## EXERCISE
Provide an exact transcription of all the records.

····················

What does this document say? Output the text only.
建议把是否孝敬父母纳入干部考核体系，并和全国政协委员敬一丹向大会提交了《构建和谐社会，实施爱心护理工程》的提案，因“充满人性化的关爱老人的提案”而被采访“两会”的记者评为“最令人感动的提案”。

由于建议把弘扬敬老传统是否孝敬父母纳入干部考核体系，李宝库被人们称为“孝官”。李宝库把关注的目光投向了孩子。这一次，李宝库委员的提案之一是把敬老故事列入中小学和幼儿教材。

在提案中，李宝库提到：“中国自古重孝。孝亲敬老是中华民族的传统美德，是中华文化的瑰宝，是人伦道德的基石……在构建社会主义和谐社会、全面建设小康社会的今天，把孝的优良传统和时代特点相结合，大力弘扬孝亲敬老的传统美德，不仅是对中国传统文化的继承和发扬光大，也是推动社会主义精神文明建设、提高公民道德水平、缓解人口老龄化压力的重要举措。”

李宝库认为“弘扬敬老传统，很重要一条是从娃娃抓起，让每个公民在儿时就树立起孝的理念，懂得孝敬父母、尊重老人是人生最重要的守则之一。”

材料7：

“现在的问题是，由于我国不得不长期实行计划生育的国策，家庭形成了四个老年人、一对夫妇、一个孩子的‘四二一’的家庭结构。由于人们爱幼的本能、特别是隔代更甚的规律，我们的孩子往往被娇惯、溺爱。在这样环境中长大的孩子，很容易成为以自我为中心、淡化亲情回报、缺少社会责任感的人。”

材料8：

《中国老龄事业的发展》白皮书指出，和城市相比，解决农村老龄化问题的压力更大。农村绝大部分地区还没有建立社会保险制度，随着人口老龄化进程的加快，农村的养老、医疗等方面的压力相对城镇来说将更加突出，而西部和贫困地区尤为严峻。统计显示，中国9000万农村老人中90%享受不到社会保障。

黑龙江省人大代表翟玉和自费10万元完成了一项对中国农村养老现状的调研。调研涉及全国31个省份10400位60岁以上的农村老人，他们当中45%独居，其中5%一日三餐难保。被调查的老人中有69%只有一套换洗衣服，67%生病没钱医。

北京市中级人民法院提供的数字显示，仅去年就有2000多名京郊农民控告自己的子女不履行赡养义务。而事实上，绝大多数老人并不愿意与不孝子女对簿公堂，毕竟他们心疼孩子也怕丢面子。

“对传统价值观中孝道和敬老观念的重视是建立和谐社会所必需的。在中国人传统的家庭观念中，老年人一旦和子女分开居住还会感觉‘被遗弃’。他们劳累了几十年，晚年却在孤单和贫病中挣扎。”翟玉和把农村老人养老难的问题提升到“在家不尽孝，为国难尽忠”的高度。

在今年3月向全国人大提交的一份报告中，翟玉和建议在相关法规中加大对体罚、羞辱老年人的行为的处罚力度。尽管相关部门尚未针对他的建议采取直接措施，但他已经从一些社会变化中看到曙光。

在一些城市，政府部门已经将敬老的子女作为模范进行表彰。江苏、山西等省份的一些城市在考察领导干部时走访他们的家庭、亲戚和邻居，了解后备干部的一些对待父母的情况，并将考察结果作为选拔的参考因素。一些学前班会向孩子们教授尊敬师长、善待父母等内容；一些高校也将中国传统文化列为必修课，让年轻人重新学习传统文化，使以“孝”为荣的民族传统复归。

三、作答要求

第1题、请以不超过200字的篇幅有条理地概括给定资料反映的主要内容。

····················

## RESPONSE FOR THIS EXERCISE
What does this document say? Output the text only.
建议把是否孝敬父母纳入干部考核体系，并和全国政协委员敬一丹向大会提交了《构建和谐社会，实施爱心护理工程》的提案，因“充满人性化的关爱老人的提案”而被采访“两会”的记者评为“最令人感动的提案”。

由于建议把弘扬敬老传统是否孝敬父母纳入干部考核体系，李宝库被人们称为“孝官”。李宝库把关注的目光投向了孩子。这一次，李宝库委员的提案之一是把敬老故事列入中小学和幼儿教材。

在提案中，李宝库提到：“中国自古重孝。孝亲敬老是中华民族的传统美德，是中华文化的瑰宝，是人伦道德的基石……在构建社会主义和谐社会、全面建设小康社会的今天，把孝的优良传统和时代特点相结合，大力弘扬孝亲敬老的传统美德，不仅是对中国传统文化的继承和发扬光大，也是推动社会主义精神文明建设、提高公民道德水平、缓解人口老龄化压力的重要举措。”

李宝库认为“弘扬敬老传统，很重要一条是从娃娃抓起，让每个公民在儿时就树立起孝的理念，懂得孝敬父母、尊重老人是人生最重要的守则之一。”

材料7：

“现在的问题是，由于我国不得不长期实行计划生育的国策，家庭形成了四个老年人、一对夫妇、一个孩子的‘四二一’的家庭结构。由于人们爱幼的本能、特别是隔代更甚的规律，我们的孩子往往被娇惯、溺爱。在这样环境中长大的孩子，很容易成为以自我为中心、淡化亲情回报、缺少社会责任感的人。”

材料8：

《中国老龄事业的发展》白皮书指出，和城市相比，解决农村老龄化问题的压力更大。农村绝大部分地区还没有建立社会保险制度，随着人口老龄化进程的加快，农村的养老、医疗等方面的压力相对城镇来说将更加突出，而西部和贫困地区尤为严峻。统计显示，中国9000万农村老人中90%享受不到社会保障。

黑龙江省人大代表翟玉和自费10万元完成了一项对中国农村养老现状的调研。调研涉及全国31个省份10400位60岁以上的农村老人，他们当中45%独居，其中5%一日三餐难保。被调查的老人中有69%只有一套换洗衣服，67%生病没钱医。

北京市中级人民法院提供的数字显示，仅去年就有2000多名京郊农民控告自己的子女不履行赡养义务。而事实上，绝大多数老人并不愿意与不孝子女对簿公堂，毕竟他们心疼孩子也怕丢面子。

“对传统价值观中孝道和敬老观念的重视是建立和谐社会所必需的。在中国人传统的家庭观念中，老年人一旦和子女分开居住还会感觉‘被遗弃’。他们劳累了几十年，晚年却在孤单和贫病中挣扎。”翟玉和把农村老人养老难的问题提升到“在家不尽孝，为国难尽忠”的高度。

在今年3月向全国人大提交的一份报告中，翟玉和建议在相关法规中加大对体罚、羞辱老年人的行为的处罚力度。尽管相关部门尚未针对他的建议采取直接措施，但他已经从一些社会变化中看到曙光。

在一些城市，政府部门已经将敬老的子女作为模范进行表彰。江苏、山西等省份的一些城市在考察领导干部时走访他们的家庭、亲戚和邻居，了解后备干部的一些对待父母的情况，并将考察结果作为选拔的参考因素。一些学前班会向孩子们教授尊敬师长、善待父母等内容；一些高校也将中国传统文化列为必修课，让年轻人重新学习传统文化，使以“孝”为荣的民族传统复归。

三、作答要求

第1题、请以不超过200字的篇幅有条理地概括给定资料反映的主要内容。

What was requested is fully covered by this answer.